** Begin **

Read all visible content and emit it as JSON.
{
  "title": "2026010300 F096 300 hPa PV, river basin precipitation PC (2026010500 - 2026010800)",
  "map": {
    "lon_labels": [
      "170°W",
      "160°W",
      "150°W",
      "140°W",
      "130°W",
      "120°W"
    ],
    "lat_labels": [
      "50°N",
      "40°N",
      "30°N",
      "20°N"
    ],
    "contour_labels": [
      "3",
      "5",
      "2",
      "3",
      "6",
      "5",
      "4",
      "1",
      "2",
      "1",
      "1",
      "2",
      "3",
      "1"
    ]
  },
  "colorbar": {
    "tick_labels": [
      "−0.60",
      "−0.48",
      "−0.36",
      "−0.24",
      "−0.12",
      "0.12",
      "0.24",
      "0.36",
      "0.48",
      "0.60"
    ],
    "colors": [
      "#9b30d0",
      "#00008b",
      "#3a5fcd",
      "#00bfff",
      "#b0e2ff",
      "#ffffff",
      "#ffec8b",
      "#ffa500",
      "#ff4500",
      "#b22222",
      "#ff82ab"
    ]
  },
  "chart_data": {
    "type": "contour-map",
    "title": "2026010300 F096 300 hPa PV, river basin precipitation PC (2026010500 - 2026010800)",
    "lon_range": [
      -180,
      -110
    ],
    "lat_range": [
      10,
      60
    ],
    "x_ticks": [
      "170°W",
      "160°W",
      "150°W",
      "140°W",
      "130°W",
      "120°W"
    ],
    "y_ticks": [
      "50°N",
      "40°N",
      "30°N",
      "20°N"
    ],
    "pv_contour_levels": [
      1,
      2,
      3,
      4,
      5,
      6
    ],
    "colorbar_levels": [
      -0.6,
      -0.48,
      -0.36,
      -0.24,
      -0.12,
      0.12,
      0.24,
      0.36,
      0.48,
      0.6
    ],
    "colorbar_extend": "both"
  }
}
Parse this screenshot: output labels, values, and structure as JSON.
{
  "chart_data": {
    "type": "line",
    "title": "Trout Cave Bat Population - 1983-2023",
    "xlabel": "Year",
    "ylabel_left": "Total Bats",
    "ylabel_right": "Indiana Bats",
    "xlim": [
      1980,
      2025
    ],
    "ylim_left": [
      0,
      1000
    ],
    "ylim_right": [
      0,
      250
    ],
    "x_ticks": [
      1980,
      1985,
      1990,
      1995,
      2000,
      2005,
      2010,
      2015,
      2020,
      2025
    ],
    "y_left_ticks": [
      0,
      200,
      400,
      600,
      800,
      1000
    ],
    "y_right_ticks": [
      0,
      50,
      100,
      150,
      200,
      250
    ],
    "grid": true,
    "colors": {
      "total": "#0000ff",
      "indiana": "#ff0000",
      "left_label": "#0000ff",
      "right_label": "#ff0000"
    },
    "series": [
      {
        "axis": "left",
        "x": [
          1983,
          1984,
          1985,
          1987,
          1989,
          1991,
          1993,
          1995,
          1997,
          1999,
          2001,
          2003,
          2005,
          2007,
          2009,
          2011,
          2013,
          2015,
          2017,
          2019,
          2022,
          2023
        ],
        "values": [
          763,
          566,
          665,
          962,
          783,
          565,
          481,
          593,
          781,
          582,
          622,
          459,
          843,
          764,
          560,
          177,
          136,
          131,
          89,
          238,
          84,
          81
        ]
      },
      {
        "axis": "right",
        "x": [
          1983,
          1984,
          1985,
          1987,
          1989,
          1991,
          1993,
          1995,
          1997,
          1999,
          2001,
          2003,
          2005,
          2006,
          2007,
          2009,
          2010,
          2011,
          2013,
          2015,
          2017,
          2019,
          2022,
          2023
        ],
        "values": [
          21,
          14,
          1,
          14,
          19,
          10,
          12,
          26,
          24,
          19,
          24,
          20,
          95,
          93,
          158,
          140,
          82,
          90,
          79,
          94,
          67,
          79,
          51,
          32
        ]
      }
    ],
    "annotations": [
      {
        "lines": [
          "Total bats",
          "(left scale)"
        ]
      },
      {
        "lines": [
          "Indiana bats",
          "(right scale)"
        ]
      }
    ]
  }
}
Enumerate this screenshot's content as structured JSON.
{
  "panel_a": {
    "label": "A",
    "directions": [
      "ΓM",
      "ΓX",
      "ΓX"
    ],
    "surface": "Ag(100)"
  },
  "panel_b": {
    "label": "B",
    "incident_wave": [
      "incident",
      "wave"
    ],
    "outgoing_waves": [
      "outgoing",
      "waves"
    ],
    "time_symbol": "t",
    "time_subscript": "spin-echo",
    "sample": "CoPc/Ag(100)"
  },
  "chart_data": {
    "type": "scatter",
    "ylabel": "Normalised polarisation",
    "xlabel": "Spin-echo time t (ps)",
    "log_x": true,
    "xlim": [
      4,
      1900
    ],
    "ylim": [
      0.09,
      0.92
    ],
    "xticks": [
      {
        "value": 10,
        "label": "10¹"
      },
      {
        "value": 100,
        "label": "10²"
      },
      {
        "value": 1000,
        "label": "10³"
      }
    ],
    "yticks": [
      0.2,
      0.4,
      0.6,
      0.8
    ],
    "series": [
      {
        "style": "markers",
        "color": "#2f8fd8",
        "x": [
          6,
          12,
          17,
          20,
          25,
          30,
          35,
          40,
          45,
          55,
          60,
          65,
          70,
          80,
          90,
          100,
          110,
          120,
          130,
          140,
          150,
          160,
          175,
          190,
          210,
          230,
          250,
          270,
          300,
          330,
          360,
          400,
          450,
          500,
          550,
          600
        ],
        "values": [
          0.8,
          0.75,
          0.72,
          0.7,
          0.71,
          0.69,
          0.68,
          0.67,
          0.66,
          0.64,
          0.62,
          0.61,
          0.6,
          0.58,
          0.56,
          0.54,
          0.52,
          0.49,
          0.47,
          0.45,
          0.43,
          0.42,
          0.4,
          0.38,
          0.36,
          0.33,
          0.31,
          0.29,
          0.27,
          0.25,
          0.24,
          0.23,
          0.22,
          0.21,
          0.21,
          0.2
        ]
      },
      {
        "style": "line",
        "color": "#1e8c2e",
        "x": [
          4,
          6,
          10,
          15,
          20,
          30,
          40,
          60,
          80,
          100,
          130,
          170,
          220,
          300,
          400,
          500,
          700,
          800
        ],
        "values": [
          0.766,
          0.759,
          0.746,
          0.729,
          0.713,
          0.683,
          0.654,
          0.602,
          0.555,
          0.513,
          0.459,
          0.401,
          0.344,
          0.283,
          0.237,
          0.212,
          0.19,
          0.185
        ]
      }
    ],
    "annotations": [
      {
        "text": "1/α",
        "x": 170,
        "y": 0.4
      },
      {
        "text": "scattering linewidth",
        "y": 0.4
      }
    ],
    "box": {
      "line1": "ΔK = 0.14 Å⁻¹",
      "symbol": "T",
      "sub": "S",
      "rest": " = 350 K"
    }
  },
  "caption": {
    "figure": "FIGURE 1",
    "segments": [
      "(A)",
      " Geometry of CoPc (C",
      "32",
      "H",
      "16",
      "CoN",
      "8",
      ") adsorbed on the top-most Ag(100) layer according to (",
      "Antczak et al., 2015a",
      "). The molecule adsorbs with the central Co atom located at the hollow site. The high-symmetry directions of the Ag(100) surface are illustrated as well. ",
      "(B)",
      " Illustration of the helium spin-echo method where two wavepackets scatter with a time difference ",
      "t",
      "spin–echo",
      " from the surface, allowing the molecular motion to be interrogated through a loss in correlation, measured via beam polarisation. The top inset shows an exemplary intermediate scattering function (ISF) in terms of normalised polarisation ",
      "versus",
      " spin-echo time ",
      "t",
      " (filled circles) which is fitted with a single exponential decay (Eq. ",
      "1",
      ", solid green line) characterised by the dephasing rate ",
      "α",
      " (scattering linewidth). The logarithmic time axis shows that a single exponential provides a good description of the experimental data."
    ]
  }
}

** End **

### EXERCISE PROMPT
Extract the full listing above without altering anything.

### WRITTEN RESPONSE
Read all visible content and emit it as JSON.
{
  "title": "2026010300 F096 300 hPa PV, river basin precipitation PC (2026010500 - 2026010800)",
  "map": {
    "lon_labels": [
      "170°W",
      "160°W",
      "150°W",
      "140°W",
      "130°W",
      "120°W"
    ],
    "lat_labels": [
      "50°N",
      "40°N",
      "30°N",
      "20°N"
    ],
    "contour_labels": [
      "3",
      "5",
      "2",
      "3",
      "6",
      "5",
      "4",
      "1",
      "2",
      "1",
      "1",
      "2",
      "3",
      "1"
    ]
  },
  "colorbar": {
    "tick_labels": [
      "−0.60",
      "−0.48",
      "−0.36",
      "−0.24",
      "−0.12",
      "0.12",
      "0.24",
      "0.36",
      "0.48",
      "0.60"
    ],
    "colors": [
      "#9b30d0",
      "#00008b",
      "#3a5fcd",
      "#00bfff",
      "#b0e2ff",
      "#ffffff",
      "#ffec8b",
      "#ffa500",
      "#ff4500",
      "#b22222",
      "#ff82ab"
    ]
  },
  "chart_data": {
    "type": "contour-map",
    "title": "2026010300 F096 300 hPa PV, river basin precipitation PC (2026010500 - 2026010800)",
    "lon_range": [
      -180,
      -110
    ],
    "lat_range": [
      10,
      60
    ],
    "x_ticks": [
      "170°W",
      "160°W",
      "150°W",
      "140°W",
      "130°W",
      "120°W"
    ],
    "y_ticks": [
      "50°N",
      "40°N",
      "30°N",
      "20°N"
    ],
    "pv_contour_levels": [
      1,
      2,
      3,
      4,
      5,
      6
    ],
    "colorbar_levels": [
      -0.6,
      -0.48,
      -0.36,
      -0.24,
      -0.12,
      0.12,
      0.24,
      0.36,
      0.48,
      0.6
    ],
    "colorbar_extend": "both"
  }
}
Parse this screenshot: output labels, values, and structure as JSON.
{
  "chart_data": {
    "type": "line",
    "title": "Trout Cave Bat Population - 1983-2023",
    "xlabel": "Year",
    "ylabel_left": "Total Bats",
    "ylabel_right": "Indiana Bats",
    "xlim": [
      1980,
      2025
    ],
    "ylim_left": [
      0,
      1000
    ],
    "ylim_right": [
      0,
      250
    ],
    "x_ticks": [
      1980,
      1985,
      1990,
      1995,
      2000,
      2005,
      2010,
      2015,
      2020,
      2025
    ],
    "y_left_ticks": [
      0,
      200,
      400,
      600,
      800,
      1000
    ],
    "y_right_ticks": [
      0,
      50,
      100,
      150,
      200,
      250
    ],
    "grid": true,
    "colors": {
      "total": "#0000ff",
      "indiana": "#ff0000",
      "left_label": "#0000ff",
      "right_label": "#ff0000"
    },
    "series": [
      {
        "axis": "left",
        "x": [
          1983,
          1984,
          1985,
          1987,
          1989,
          1991,
          1993,
          1995,
          1997,
          1999,
          2001,
          2003,
          2005,
          2007,
          2009,
          2011,
          2013,
          2015,
          2017,
          2019,
          2022,
          2023
        ],
        "values": [
          763,
          566,
          665,
          962,
          783,
          565,
          481,
          593,
          781,
          582,
          622,
          459,
          843,
          764,
          560,
          177,
          136,
          131,
          89,
          238,
          84,
          81
        ]
      },
      {
        "axis": "right",
        "x": [
          1983,
          1984,
          1985,
          1987,
          1989,
          1991,
          1993,
          1995,
          1997,
          1999,
          2001,
          2003,
          2005,
          2006,
          2007,
          2009,
          2010,
          2011,
          2013,
          2015,
          2017,
          2019,
          2022,
          2023
        ],
        "values": [
          21,
          14,
          1,
          14,
          19,
          10,
          12,
          26,
          24,
          19,
          24,
          20,
          95,
          93,
          158,
          140,
          82,
          90,
          79,
          94,
          67,
          79,
          51,
          32
        ]
      }
    ],
    "annotations": [
      {
        "lines": [
          "Total bats",
          "(left scale)"
        ]
      },
      {
        "lines": [
          "Indiana bats",
          "(right scale)"
        ]
      }
    ]
  }
}
Enumerate this screenshot's content as structured JSON.
{
  "panel_a": {
    "label": "A",
    "directions": [
      "ΓM",
      "ΓX",
      "ΓX"
    ],
    "surface": "Ag(100)"
  },
  "panel_b": {
    "label": "B",
    "incident_wave": [
      "incident",
      "wave"
    ],
    "outgoing_waves": [
      "outgoing",
      "waves"
    ],
    "time_symbol": "t",
    "time_subscript": "spin-echo",
    "sample": "CoPc/Ag(100)"
  },
  "chart_data": {
    "type": "scatter",
    "ylabel": "Normalised polarisation",
    "xlabel": "Spin-echo time t (ps)",
    "log_x": true,
    "xlim": [
      4,
      1900
    ],
    "ylim": [
      0.09,
      0.92
    ],
    "xticks": [
      {
        "value": 10,
        "label": "10¹"
      },
      {
        "value": 100,
        "label": "10²"
      },
      {
        "value": 1000,
        "label": "10³"
      }
    ],
    "yticks": [
      0.2,
      0.4,
      0.6,
      0.8
    ],
    "series": [
      {
        "style": "markers",
        "color": "#2f8fd8",
        "x": [
          6,
          12,
          17,
          20,
          25,
          30,
          35,
          40,
          45,
          55,
          60,
          65,
          70,
          80,
          90,
          100,
          110,
          120,
          130,
          140,
          150,
          160,
          175,
          190,
          210,
          230,
          250,
          270,
          300,
          330,
          360,
          400,
          450,
          500,
          550,
          600
        ],
        "values": [
          0.8,
          0.75,
          0.72,
          0.7,
          0.71,
          0.69,
          0.68,
          0.67,
          0.66,
          0.64,
          0.62,
          0.61,
          0.6,
          0.58,
          0.56,
          0.54,
          0.52,
          0.49,
          0.47,
          0.45,
          0.43,
          0.42,
          0.4,
          0.38,
          0.36,
          0.33,
          0.31,
          0.29,
          0.27,
          0.25,
          0.24,
          0.23,
          0.22,
          0.21,
          0.21,
          0.2
        ]
      },
      {
        "style": "line",
        "color": "#1e8c2e",
        "x": [
          4,
          6,
          10,
          15,
          20,
          30,
          40,
          60,
          80,
          100,
          130,
          170,
          220,
          300,
          400,
          500,
          700,
          800
        ],
        "values": [
          0.766,
          0.759,
          0.746,
          0.729,
          0.713,
          0.683,
          0.654,
          0.602,
          0.555,
          0.513,
          0.459,
          0.401,
          0.344,
          0.283,
          0.237,
          0.212,
          0.19,
          0.185
        ]
      }
    ],
    "annotations": [
      {
        "text": "1/α",
        "x": 170,
        "y": 0.4
      },
      {
        "text": "scattering linewidth",
        "y": 0.4
      }
    ],
    "box": {
      "line1": "ΔK = 0.14 Å⁻¹",
      "symbol": "T",
      "sub": "S",
      "rest": " = 350 K"
    }
  },
  "caption": {
    "figure": "FIGURE 1",
    "segments": [
      "(A)",
      " Geometry of CoPc (C",
      "32",
      "H",
      "16",
      "CoN",
      "8",
      ") adsorbed on the top-most Ag(100) layer according to (",
      "Antczak et al., 2015a",
      "). The molecule adsorbs with the central Co atom located at the hollow site. The high-symmetry directions of the Ag(100) surface are illustrated as well. ",
      "(B)",
      " Illustration of the helium spin-echo method where two wavepackets scatter with a time difference ",
      "t",
      "spin–echo",
      " from the surface, allowing the molecular motion to be interrogated through a loss in correlation, measured via beam polarisation. The top inset shows an exemplary intermediate scattering function (ISF) in terms of normalised polarisation ",
      "versus",
      " spin-echo time ",
      "t",
      " (filled circles) which is fitted with a single exponential decay (Eq. ",
      "1",
      ", solid green line) characterised by the dephasing rate ",
      "α",
      " (scattering linewidth). The logarithmic time axis shows that a single exponential provides a good description of the experimental data."
    ]
  }
}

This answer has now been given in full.